------ INFORMATION PROVIDED ------

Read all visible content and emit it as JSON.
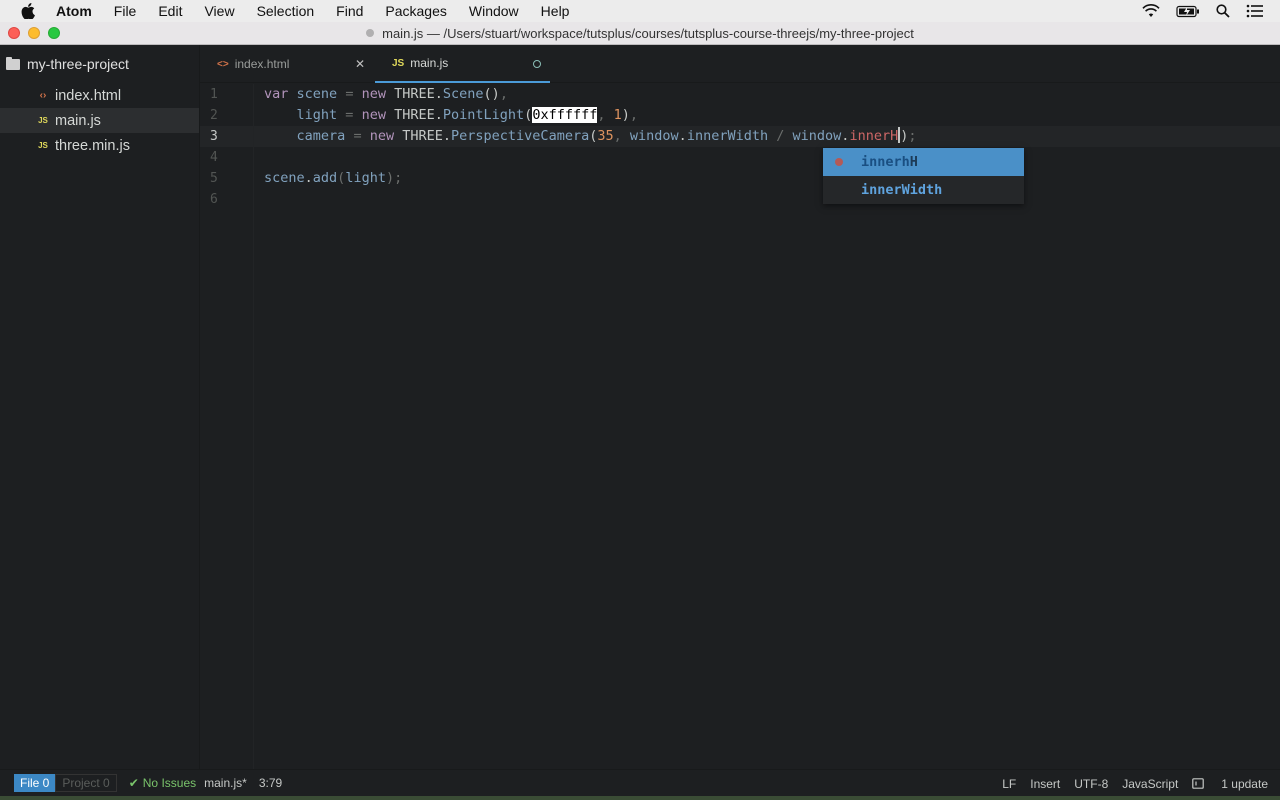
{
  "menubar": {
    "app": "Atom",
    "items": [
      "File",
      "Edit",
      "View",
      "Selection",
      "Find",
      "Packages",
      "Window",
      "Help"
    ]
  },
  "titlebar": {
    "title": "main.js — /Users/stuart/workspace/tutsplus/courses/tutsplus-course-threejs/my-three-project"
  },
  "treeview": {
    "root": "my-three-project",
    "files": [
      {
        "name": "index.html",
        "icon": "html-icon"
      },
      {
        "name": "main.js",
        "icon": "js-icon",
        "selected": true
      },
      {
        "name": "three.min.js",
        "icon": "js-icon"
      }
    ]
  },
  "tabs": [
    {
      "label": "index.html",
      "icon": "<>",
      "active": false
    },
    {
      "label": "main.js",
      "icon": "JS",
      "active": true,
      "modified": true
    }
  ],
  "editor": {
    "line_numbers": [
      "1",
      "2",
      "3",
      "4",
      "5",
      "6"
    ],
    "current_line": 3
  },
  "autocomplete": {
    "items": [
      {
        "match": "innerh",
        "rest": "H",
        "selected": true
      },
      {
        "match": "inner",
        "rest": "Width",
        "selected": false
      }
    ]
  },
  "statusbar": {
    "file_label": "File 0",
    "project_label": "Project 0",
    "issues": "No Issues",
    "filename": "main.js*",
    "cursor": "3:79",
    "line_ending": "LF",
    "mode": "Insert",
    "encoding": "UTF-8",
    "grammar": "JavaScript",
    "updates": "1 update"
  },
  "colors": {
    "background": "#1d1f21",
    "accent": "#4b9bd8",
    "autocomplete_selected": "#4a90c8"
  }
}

------

■ **YOUR GOAL**
From the data above, work out how many lines contain the string "three" and reply with only the number.

■ **FINISHED ANSWER**
3